[Extracts from a graphics dataset]
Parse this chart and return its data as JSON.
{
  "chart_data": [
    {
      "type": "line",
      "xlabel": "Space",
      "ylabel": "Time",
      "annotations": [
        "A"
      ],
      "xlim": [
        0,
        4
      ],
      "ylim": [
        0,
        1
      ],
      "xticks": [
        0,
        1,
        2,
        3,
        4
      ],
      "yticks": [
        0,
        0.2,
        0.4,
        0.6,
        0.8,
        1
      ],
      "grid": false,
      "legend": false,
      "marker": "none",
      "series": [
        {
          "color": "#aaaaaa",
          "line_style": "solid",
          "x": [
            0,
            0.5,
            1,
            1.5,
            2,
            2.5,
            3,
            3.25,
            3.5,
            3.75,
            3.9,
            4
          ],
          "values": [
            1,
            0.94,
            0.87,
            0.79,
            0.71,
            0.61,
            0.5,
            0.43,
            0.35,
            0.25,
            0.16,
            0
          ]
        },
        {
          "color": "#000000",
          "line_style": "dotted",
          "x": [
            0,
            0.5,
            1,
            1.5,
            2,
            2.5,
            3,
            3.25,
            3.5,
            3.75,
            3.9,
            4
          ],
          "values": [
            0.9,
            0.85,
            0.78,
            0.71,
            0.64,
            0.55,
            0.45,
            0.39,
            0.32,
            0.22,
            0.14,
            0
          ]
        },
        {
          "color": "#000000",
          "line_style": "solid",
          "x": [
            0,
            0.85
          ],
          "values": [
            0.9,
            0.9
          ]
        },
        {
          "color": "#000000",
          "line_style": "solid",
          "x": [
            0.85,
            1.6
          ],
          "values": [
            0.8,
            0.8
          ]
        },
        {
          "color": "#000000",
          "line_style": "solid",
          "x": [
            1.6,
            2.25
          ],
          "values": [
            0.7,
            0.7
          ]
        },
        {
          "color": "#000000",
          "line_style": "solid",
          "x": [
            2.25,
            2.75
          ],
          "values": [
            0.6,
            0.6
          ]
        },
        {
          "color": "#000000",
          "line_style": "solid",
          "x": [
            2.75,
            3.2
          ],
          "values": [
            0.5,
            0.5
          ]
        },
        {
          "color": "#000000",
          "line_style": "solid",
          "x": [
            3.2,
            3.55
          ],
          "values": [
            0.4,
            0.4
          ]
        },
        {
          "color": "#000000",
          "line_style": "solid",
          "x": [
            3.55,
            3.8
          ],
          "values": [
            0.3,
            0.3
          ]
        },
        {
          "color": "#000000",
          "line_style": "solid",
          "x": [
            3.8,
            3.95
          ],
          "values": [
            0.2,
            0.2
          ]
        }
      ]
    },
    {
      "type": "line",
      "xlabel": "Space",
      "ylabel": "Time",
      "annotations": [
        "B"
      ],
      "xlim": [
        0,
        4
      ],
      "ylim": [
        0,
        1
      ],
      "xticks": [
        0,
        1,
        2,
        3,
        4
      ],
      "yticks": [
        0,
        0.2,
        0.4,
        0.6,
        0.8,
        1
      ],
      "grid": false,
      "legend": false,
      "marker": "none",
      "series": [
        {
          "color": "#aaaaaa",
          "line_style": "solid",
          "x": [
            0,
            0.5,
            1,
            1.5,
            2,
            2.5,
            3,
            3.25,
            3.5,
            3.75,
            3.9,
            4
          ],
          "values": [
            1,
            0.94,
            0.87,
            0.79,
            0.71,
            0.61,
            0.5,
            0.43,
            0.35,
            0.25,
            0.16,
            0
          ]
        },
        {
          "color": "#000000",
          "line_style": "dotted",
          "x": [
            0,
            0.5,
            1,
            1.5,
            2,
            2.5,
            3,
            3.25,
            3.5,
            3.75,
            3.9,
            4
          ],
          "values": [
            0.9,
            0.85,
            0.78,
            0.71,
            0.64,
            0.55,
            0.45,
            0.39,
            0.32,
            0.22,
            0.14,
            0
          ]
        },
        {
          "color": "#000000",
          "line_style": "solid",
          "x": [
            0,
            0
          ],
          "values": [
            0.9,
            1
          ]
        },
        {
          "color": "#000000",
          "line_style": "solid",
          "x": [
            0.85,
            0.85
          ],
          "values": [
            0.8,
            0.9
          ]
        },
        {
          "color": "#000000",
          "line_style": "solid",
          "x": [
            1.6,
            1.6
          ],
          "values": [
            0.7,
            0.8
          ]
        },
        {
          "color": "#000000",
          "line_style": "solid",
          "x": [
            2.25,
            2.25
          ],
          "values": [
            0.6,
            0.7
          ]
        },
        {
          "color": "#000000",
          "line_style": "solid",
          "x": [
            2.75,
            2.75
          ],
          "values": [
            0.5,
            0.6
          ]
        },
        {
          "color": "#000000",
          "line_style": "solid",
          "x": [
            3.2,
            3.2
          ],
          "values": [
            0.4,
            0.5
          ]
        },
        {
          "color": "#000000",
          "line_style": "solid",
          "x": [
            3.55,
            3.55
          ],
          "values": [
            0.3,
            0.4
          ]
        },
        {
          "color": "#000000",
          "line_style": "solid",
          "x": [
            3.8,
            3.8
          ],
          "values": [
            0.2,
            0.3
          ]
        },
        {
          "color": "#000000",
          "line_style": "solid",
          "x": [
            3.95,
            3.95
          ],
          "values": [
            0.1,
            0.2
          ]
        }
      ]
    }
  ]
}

Written exercise →
Print out every entry, keeping each one exact.

Response to this exercise →
Parse this chart and return its data as JSON.
{
  "chart_data": [
    {
      "type": "line",
      "xlabel": "Space",
      "ylabel": "Time",
      "annotations": [
        "A"
      ],
      "xlim": [
        0,
        4
      ],
      "ylim": [
        0,
        1
      ],
      "xticks": [
        0,
        1,
        2,
        3,
        4
      ],
      "yticks": [
        0,
        0.2,
        0.4,
        0.6,
        0.8,
        1
      ],
      "grid": false,
      "legend": false,
      "marker": "none",
      "series": [
        {
          "color": "#aaaaaa",
          "line_style": "solid",
          "x": [
            0,
            0.5,
            1,
            1.5,
            2,
            2.5,
            3,
            3.25,
            3.5,
            3.75,
            3.9,
            4
          ],
          "values": [
            1,
            0.94,
            0.87,
            0.79,
            0.71,
            0.61,
            0.5,
            0.43,
            0.35,
            0.25,
            0.16,
            0
          ]
        },
        {
          "color": "#000000",
          "line_style": "dotted",
          "x": [
            0,
            0.5,
            1,
            1.5,
            2,
            2.5,
            3,
            3.25,
            3.5,
            3.75,
            3.9,
            4
          ],
          "values": [
            0.9,
            0.85,
            0.78,
            0.71,
            0.64,
            0.55,
            0.45,
            0.39,
            0.32,
            0.22,
            0.14,
            0
          ]
        },
        {
          "color": "#000000",
          "line_style": "solid",
          "x": [
            0,
            0.85
          ],
          "values": [
            0.9,
            0.9
          ]
        },
        {
          "color": "#000000",
          "line_style": "solid",
          "x": [
            0.85,
            1.6
          ],
          "values": [
            0.8,
            0.8
          ]
        },
        {
          "color": "#000000",
          "line_style": "solid",
          "x": [
            1.6,
            2.25
          ],
          "values": [
            0.7,
            0.7
          ]
        },
        {
          "color": "#000000",
          "line_style": "solid",
          "x": [
            2.25,
            2.75
          ],
          "values": [
            0.6,
            0.6
          ]
        },
        {
          "color": "#000000",
          "line_style": "solid",
          "x": [
            2.75,
            3.2
          ],
          "values": [
            0.5,
            0.5
          ]
        },
        {
          "color": "#000000",
          "line_style": "solid",
          "x": [
            3.2,
            3.55
          ],
          "values": [
            0.4,
            0.4
          ]
        },
        {
          "color": "#000000",
          "line_style": "solid",
          "x": [
            3.55,
            3.8
          ],
          "values": [
            0.3,
            0.3
          ]
        },
        {
          "color": "#000000",
          "line_style": "solid",
          "x": [
            3.8,
            3.95
          ],
          "values": [
            0.2,
            0.2
          ]
        }
      ]
    },
    {
      "type": "line",
      "xlabel": "Space",
      "ylabel": "Time",
      "annotations": [
        "B"
      ],
      "xlim": [
        0,
        4
      ],
      "ylim": [
        0,
        1
      ],
      "xticks": [
        0,
        1,
        2,
        3,
        4
      ],
      "yticks": [
        0,
        0.2,
        0.4,
        0.6,
        0.8,
        1
      ],
      "grid": false,
      "legend": false,
      "marker": "none",
      "series": [
        {
          "color": "#aaaaaa",
          "line_style": "solid",
          "x": [
            0,
            0.5,
            1,
            1.5,
            2,
            2.5,
            3,
            3.25,
            3.5,
            3.75,
            3.9,
            4
          ],
          "values": [
            1,
            0.94,
            0.87,
            0.79,
            0.71,
            0.61,
            0.5,
            0.43,
            0.35,
            0.25,
            0.16,
            0
          ]
        },
        {
          "color": "#000000",
          "line_style": "dotted",
          "x": [
            0,
            0.5,
            1,
            1.5,
            2,
            2.5,
            3,
            3.25,
            3.5,
            3.75,
            3.9,
            4
          ],
          "values": [
            0.9,
            0.85,
            0.78,
            0.71,
            0.64,
            0.55,
            0.45,
            0.39,
            0.32,
            0.22,
            0.14,
            0
          ]
        },
        {
          "color": "#000000",
          "line_style": "solid",
          "x": [
            0,
            0
          ],
          "values": [
            0.9,
            1
          ]
        },
        {
          "color": "#000000",
          "line_style": "solid",
          "x": [
            0.85,
            0.85
          ],
          "values": [
            0.8,
            0.9
          ]
        },
        {
          "color": "#000000",
          "line_style": "solid",
          "x": [
            1.6,
            1.6
          ],
          "values": [
            0.7,
            0.8
          ]
        },
        {
          "color": "#000000",
          "line_style": "solid",
          "x": [
            2.25,
            2.25
          ],
          "values": [
            0.6,
            0.7
          ]
        },
        {
          "color": "#000000",
          "line_style": "solid",
          "x": [
            2.75,
            2.75
          ],
          "values": [
            0.5,
            0.6
          ]
        },
        {
          "color": "#000000",
          "line_style": "solid",
          "x": [
            3.2,
            3.2
          ],
          "values": [
            0.4,
            0.5
          ]
        },
        {
          "color": "#000000",
          "line_style": "solid",
          "x": [
            3.55,
            3.55
          ],
          "values": [
            0.3,
            0.4
          ]
        },
        {
          "color": "#000000",
          "line_style": "solid",
          "x": [
            3.8,
            3.8
          ],
          "values": [
            0.2,
            0.3
          ]
        },
        {
          "color": "#000000",
          "line_style": "solid",
          "x": [
            3.95,
            3.95
          ],
          "values": [
            0.1,
            0.2
          ]
        }
      ]
    }
  ]
}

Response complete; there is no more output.